Extracted data entries
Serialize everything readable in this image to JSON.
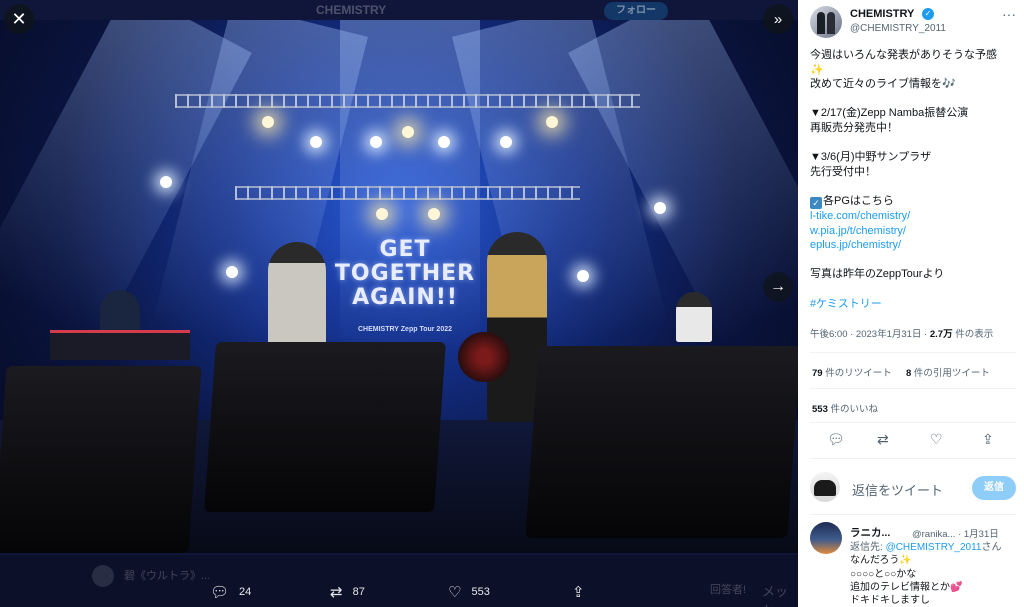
{
  "viewer": {
    "close_icon": "close-icon",
    "expand_icon": "double-chevron-right-icon",
    "next_icon": "arrow-right-icon",
    "photo": {
      "stage_title": "GET\nTOGETHER\nAGAIN!!",
      "stage_subtitle": "CHEMISTRY Zepp Tour 2022"
    },
    "behind_header": {
      "name": "CHEMISTRY",
      "follow": "フォロー"
    },
    "behind_row": {
      "name": "碧《ウルトラ》...",
      "right": "メッセ",
      "snippet": "回答者!"
    },
    "actions": {
      "reply_count": "24",
      "retweet_count": "87",
      "like_count": "553"
    }
  },
  "tweet": {
    "author_name": "CHEMISTRY",
    "author_handle": "@CHEMISTRY_2011",
    "lines": {
      "l1": "今週はいろんな発表がありそうな予感",
      "l2": "✨",
      "l3a": "改めて近々のライブ情報を",
      "l3b": "🎶",
      "l4": "▼2/17(金)Zepp Namba振替公演",
      "l5": "再販売分発売中！",
      "l6": "▼3/6(月)中野サンプラザ",
      "l7": "先行受付中！",
      "l8": "各PGはこちら",
      "link1": "l-tike.com/chemistry/",
      "link2": "w.pia.jp/t/chemistry/",
      "link3": "eplus.jp/chemistry/",
      "l9": "写真は昨年のZeppTourより",
      "hashtag": "#ケミストリー"
    },
    "meta": {
      "time": "午後6:00 · 2023年1月31日 · ",
      "views_value": "2.7万",
      "views_label": " 件の表示"
    },
    "stats": {
      "retweets_value": "79",
      "retweets_label": " 件のリツイート",
      "quotes_value": "8",
      "quotes_label": " 件の引用ツイート",
      "likes_value": "553",
      "likes_label": " 件のいいね"
    }
  },
  "reply_composer": {
    "placeholder": "返信をツイート",
    "button": "返信"
  },
  "reply": {
    "name": "ラニカ...",
    "handle": "@ranika... · 1月31日",
    "to_prefix": "返信先: ",
    "to_handle": "@CHEMISTRY_2011",
    "to_suffix": "さん",
    "line1": "なんだろう",
    "line1_emoji": "✨",
    "line2": "○○○○と○○かな",
    "line3": "追加のテレビ情報とか",
    "line3_emoji": "💕",
    "line4": "ドキドキしますし"
  }
}
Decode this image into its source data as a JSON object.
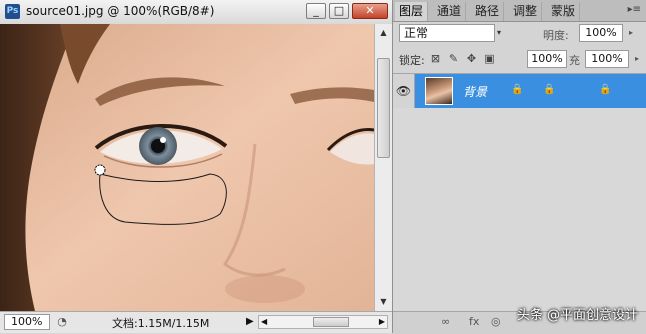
{
  "window": {
    "app_icon": "Ps",
    "title": "source01.jpg @ 100%(RGB/8#)",
    "buttons": {
      "minimize": "_",
      "restore": "□",
      "close": "✕"
    }
  },
  "statusbar": {
    "zoom": "100%",
    "doc_info": "文档:1.15M/1.15M",
    "play_glyph": "▶",
    "scroll_left": "◀",
    "scroll_right": "▶"
  },
  "vscroll": {
    "up": "▲",
    "down": "▼"
  },
  "panel": {
    "tabs": [
      "图层",
      "通道",
      "路径",
      "调整",
      "蒙版"
    ],
    "active_tab": 0,
    "menu_glyph": "▸≡",
    "blend_mode": "正常",
    "opacity_label": "明度:",
    "opacity_value": "100%",
    "lock_label": "锁定:",
    "fill_value_partial": "100%",
    "fill_label": "充",
    "fill_value": "100%",
    "arrow": "▸",
    "layer": {
      "name": "背景",
      "visible_glyph": "👁"
    },
    "footer_icons": [
      "∞",
      "fx",
      "◎"
    ]
  },
  "watermark": "头条 @平面创意设计",
  "colors": {
    "selected_layer": "#3a8fe0",
    "selection_path": "#1a1a1a"
  }
}
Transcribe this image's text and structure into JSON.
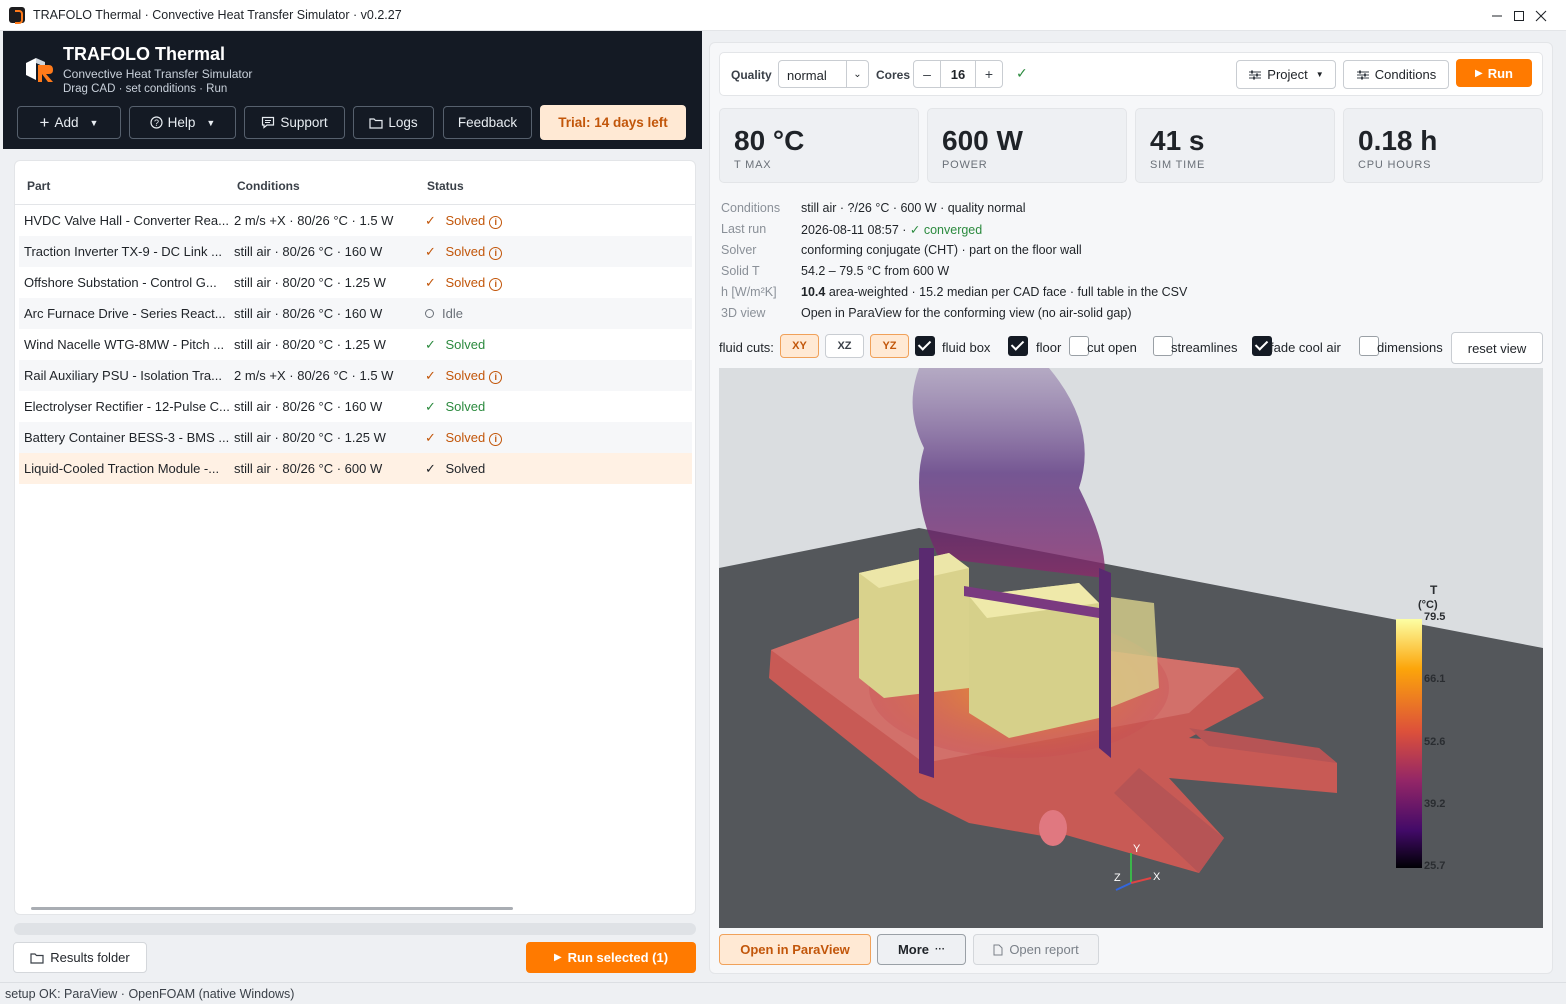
{
  "window": {
    "title": "TRAFOLO Thermal · Convective Heat Transfer Simulator · v0.2.27"
  },
  "header": {
    "app_name": "TRAFOLO Thermal",
    "subtitle": "Convective Heat Transfer Simulator",
    "tagline": "Drag CAD · set conditions · Run",
    "buttons": {
      "add": "Add",
      "help": "Help",
      "support": "Support",
      "logs": "Logs",
      "feedback": "Feedback",
      "trial": "Trial: 14 days left"
    }
  },
  "table": {
    "columns": [
      "Part",
      "Conditions",
      "Status"
    ],
    "rows": [
      {
        "part": "HVDC Valve Hall - Converter Rea...",
        "conditions": "2 m/s +X · 80/26 °C · 1.5 W",
        "status": "Solved",
        "kind": "warn"
      },
      {
        "part": "Traction Inverter TX-9 - DC Link ...",
        "conditions": "still air · 80/26 °C · 160 W",
        "status": "Solved",
        "kind": "warn"
      },
      {
        "part": "Offshore Substation - Control G...",
        "conditions": "still air · 80/20 °C · 1.25 W",
        "status": "Solved",
        "kind": "warn"
      },
      {
        "part": "Arc Furnace Drive - Series React...",
        "conditions": "still air · 80/26 °C · 160 W",
        "status": "Idle",
        "kind": "idle"
      },
      {
        "part": "Wind Nacelle WTG-8MW - Pitch ...",
        "conditions": "still air · 80/20 °C · 1.25 W",
        "status": "Solved",
        "kind": "ok"
      },
      {
        "part": "Rail Auxiliary PSU - Isolation Tra...",
        "conditions": "2 m/s +X · 80/26 °C · 1.5 W",
        "status": "Solved",
        "kind": "warn"
      },
      {
        "part": "Electrolyser Rectifier - 12-Pulse C...",
        "conditions": "still air · 80/26 °C · 160 W",
        "status": "Solved",
        "kind": "ok"
      },
      {
        "part": "Battery Container BESS-3 - BMS ...",
        "conditions": "still air · 80/20 °C · 1.25 W",
        "status": "Solved",
        "kind": "warn"
      },
      {
        "part": "Liquid-Cooled Traction Module -...",
        "conditions": "still air · 80/26 °C · 600 W",
        "status": "Solved",
        "kind": "selected"
      }
    ]
  },
  "left_footer": {
    "results_folder": "Results folder",
    "run_selected": "Run selected (1)"
  },
  "toolbar": {
    "quality_label": "Quality",
    "quality_value": "normal",
    "cores_label": "Cores",
    "cores_value": "16",
    "minus": "–",
    "plus": "+",
    "project": "Project",
    "conditions": "Conditions",
    "run": "Run"
  },
  "metrics": [
    {
      "value": "80 °C",
      "label": "T MAX"
    },
    {
      "value": "600 W",
      "label": "POWER"
    },
    {
      "value": "41 s",
      "label": "SIM TIME"
    },
    {
      "value": "0.18 h",
      "label": "CPU HOURS"
    }
  ],
  "details": {
    "conditions_k": "Conditions",
    "conditions_v": "still air · ?/26 °C · 600 W · quality normal",
    "lastrun_k": "Last run",
    "lastrun_v": "2026-08-11 08:57 ·",
    "lastrun_status": "✓ converged",
    "solver_k": "Solver",
    "solver_v": "conforming conjugate (CHT) · part on the floor wall",
    "solidt_k": "Solid T",
    "solidt_v": "54.2 – 79.5 °C from 600 W",
    "h_k": "h [W/m²K]",
    "h_bold": "10.4",
    "h_v": " area-weighted · 15.2 median per CAD face · full table in the CSV",
    "view_k": "3D view",
    "view_v": "Open in ParaView for the conforming view (no air-solid gap)"
  },
  "cuts": {
    "label": "fluid cuts:",
    "xy": "XY",
    "xz": "XZ",
    "yz": "YZ",
    "fluid_box": "fluid box",
    "floor": "floor",
    "cut_open": "cut open",
    "streamlines": "streamlines",
    "fade_cool_air": "fade cool air",
    "dimensions": "dimensions",
    "reset_view": "reset view"
  },
  "colorbar": {
    "title": "T",
    "unit": "(°C)",
    "ticks": [
      "79.5",
      "66.1",
      "52.6",
      "39.2",
      "25.7"
    ],
    "colors": [
      "#fcffa4",
      "#fca50a",
      "#dd513a",
      "#932667",
      "#420a68",
      "#000004"
    ]
  },
  "axes": {
    "x": "X",
    "y": "Y",
    "z": "Z"
  },
  "bottom": {
    "open_paraview": "Open in ParaView",
    "more": "More",
    "open_report": "Open report"
  },
  "statusbar": "setup OK: ParaView · OpenFOAM (native Windows)"
}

- _Task instructions_: Gather each line holding the string "Thermal".

- _Expected answer_:
    "title": "TRAFOLO Thermal · Convective Heat Transfer Simulator · v0.2.27"
    "app_name": "TRAFOLO Thermal",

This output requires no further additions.